#### [The request]
Copy every record word for word.

#### [Input material]
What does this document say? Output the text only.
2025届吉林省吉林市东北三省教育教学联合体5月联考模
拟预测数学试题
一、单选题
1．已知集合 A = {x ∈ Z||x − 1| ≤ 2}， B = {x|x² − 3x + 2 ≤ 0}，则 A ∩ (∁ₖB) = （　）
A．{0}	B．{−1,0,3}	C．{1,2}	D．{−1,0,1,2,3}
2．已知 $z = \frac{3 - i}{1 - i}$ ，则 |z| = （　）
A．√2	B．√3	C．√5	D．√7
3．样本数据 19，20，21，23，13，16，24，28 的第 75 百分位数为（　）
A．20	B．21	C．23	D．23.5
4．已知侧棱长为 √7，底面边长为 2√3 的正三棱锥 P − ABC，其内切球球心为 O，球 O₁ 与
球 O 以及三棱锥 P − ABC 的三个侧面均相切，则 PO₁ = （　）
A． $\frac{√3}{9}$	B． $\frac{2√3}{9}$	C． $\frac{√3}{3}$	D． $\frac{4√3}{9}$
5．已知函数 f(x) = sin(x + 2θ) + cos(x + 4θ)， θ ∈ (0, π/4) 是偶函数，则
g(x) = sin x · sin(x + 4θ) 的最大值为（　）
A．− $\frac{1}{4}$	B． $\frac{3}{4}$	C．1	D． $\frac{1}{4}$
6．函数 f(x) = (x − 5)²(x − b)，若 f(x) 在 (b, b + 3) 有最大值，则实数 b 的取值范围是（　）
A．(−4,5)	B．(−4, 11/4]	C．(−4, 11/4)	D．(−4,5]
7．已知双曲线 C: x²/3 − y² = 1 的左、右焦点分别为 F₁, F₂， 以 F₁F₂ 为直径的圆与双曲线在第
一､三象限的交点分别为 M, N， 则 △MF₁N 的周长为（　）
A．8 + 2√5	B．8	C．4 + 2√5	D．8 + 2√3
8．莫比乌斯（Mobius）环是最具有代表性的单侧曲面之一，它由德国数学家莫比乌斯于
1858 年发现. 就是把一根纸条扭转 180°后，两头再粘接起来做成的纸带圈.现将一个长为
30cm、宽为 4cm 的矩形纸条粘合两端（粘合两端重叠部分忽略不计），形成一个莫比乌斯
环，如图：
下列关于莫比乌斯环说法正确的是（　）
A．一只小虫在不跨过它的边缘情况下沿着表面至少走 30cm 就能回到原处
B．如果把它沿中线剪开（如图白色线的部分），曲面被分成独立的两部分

#### [Answer to this task]
What does this document say? Output the text only.
2025届吉林省吉林市东北三省教育教学联合体5月联考模
拟预测数学试题
一、单选题
1．已知集合 A = {x ∈ Z||x − 1| ≤ 2}， B = {x|x² − 3x + 2 ≤ 0}，则 A ∩ (∁ₖB) = （　）
A．{0}	B．{−1,0,3}	C．{1,2}	D．{−1,0,1,2,3}
2．已知 $z = \frac{3 - i}{1 - i}$ ，则 |z| = （　）
A．√2	B．√3	C．√5	D．√7
3．样本数据 19，20，21，23，13，16，24，28 的第 75 百分位数为（　）
A．20	B．21	C．23	D．23.5
4．已知侧棱长为 √7，底面边长为 2√3 的正三棱锥 P − ABC，其内切球球心为 O，球 O₁ 与
球 O 以及三棱锥 P − ABC 的三个侧面均相切，则 PO₁ = （　）
A． $\frac{√3}{9}$	B． $\frac{2√3}{9}$	C． $\frac{√3}{3}$	D． $\frac{4√3}{9}$
5．已知函数 f(x) = sin(x + 2θ) + cos(x + 4θ)， θ ∈ (0, π/4) 是偶函数，则
g(x) = sin x · sin(x + 4θ) 的最大值为（　）
A．− $\frac{1}{4}$	B． $\frac{3}{4}$	C．1	D． $\frac{1}{4}$
6．函数 f(x) = (x − 5)²(x − b)，若 f(x) 在 (b, b + 3) 有最大值，则实数 b 的取值范围是（　）
A．(−4,5)	B．(−4, 11/4]	C．(−4, 11/4)	D．(−4,5]
7．已知双曲线 C: x²/3 − y² = 1 的左、右焦点分别为 F₁, F₂， 以 F₁F₂ 为直径的圆与双曲线在第
一､三象限的交点分别为 M, N， 则 △MF₁N 的周长为（　）
A．8 + 2√5	B．8	C．4 + 2√5	D．8 + 2√3
8．莫比乌斯（Mobius）环是最具有代表性的单侧曲面之一，它由德国数学家莫比乌斯于
1858 年发现. 就是把一根纸条扭转 180°后，两头再粘接起来做成的纸带圈.现将一个长为
30cm、宽为 4cm 的矩形纸条粘合两端（粘合两端重叠部分忽略不计），形成一个莫比乌斯
环，如图：
下列关于莫比乌斯环说法正确的是（　）
A．一只小虫在不跨过它的边缘情况下沿着表面至少走 30cm 就能回到原处
B．如果把它沿中线剪开（如图白色线的部分），曲面被分成独立的两部分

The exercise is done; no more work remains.